### PROBLEM
Identify each line holding the string "挚友挚友" and copy it.

(Dataset items)
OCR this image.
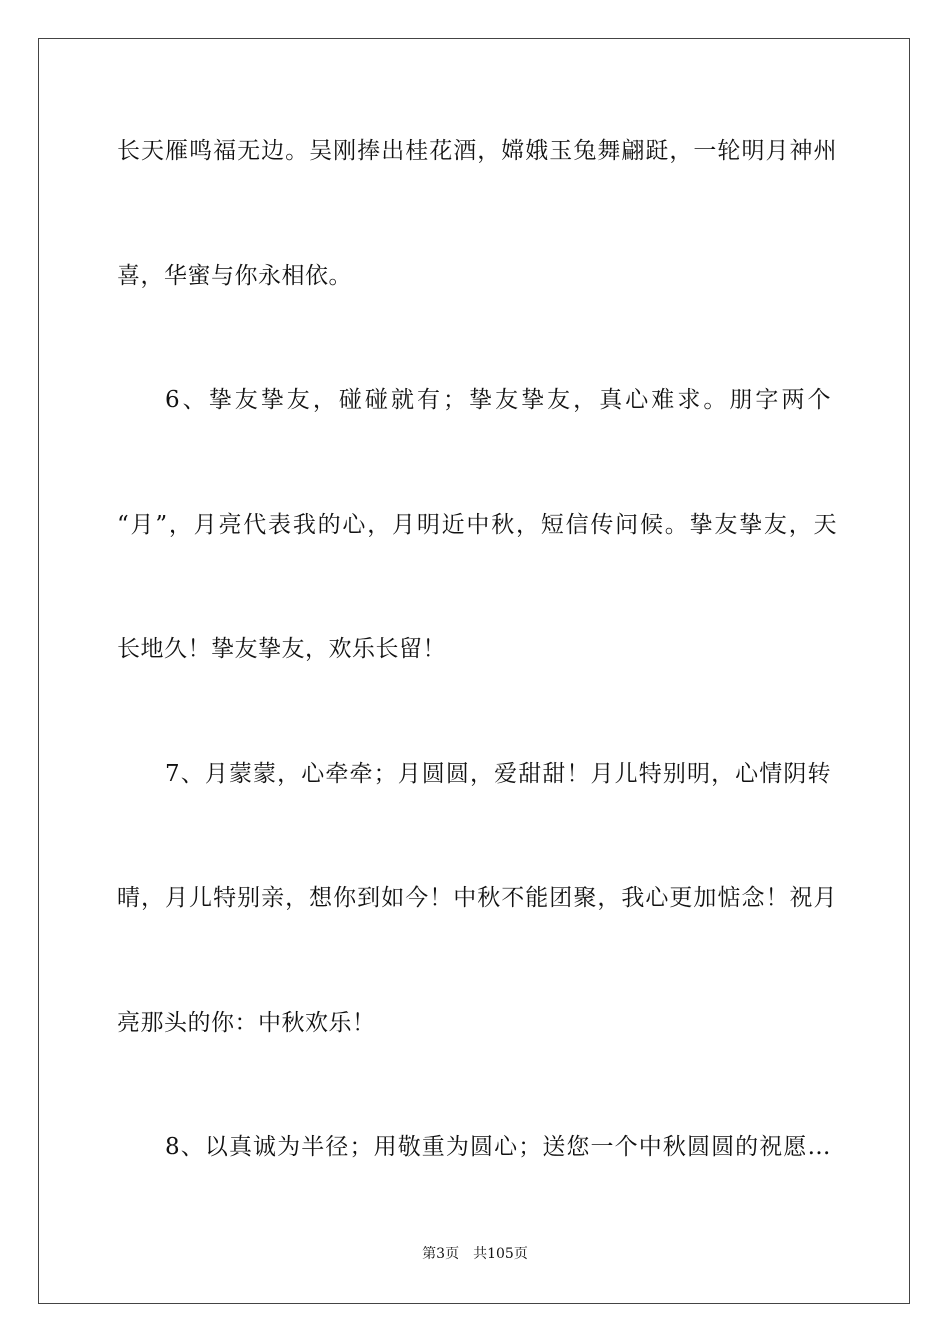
长天雁鸣福无边。吴刚捧出桂花酒，嫦娥玉兔舞翩跹，一轮明月神州
喜，华蜜与你永相依。
6、挚友挚友，碰碰就有；挚友挚友，真心难求。朋字两个
“月”，月亮代表我的心，月明近中秋，短信传问候。挚友挚友，天
长地久！挚友挚友，欢乐长留！
7、月蒙蒙，心牵牵；月圆圆，爱甜甜！月儿特别明，心情阴转
晴，月儿特别亲，想你到如今！中秋不能团聚，我心更加惦念！祝月
亮那头的你：中秋欢乐！
8、以真诚为半径；用敬重为圆心；送您一个中秋圆圆的祝愿…
第3页 共105页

### IN RESPONSE
6、挚友挚友，碰碰就有；挚友挚友，真心难求。朋字两个
“月”，月亮代表我的心，月明近中秋，短信传问候。挚友挚友，天
长地久！挚友挚友，欢乐长留！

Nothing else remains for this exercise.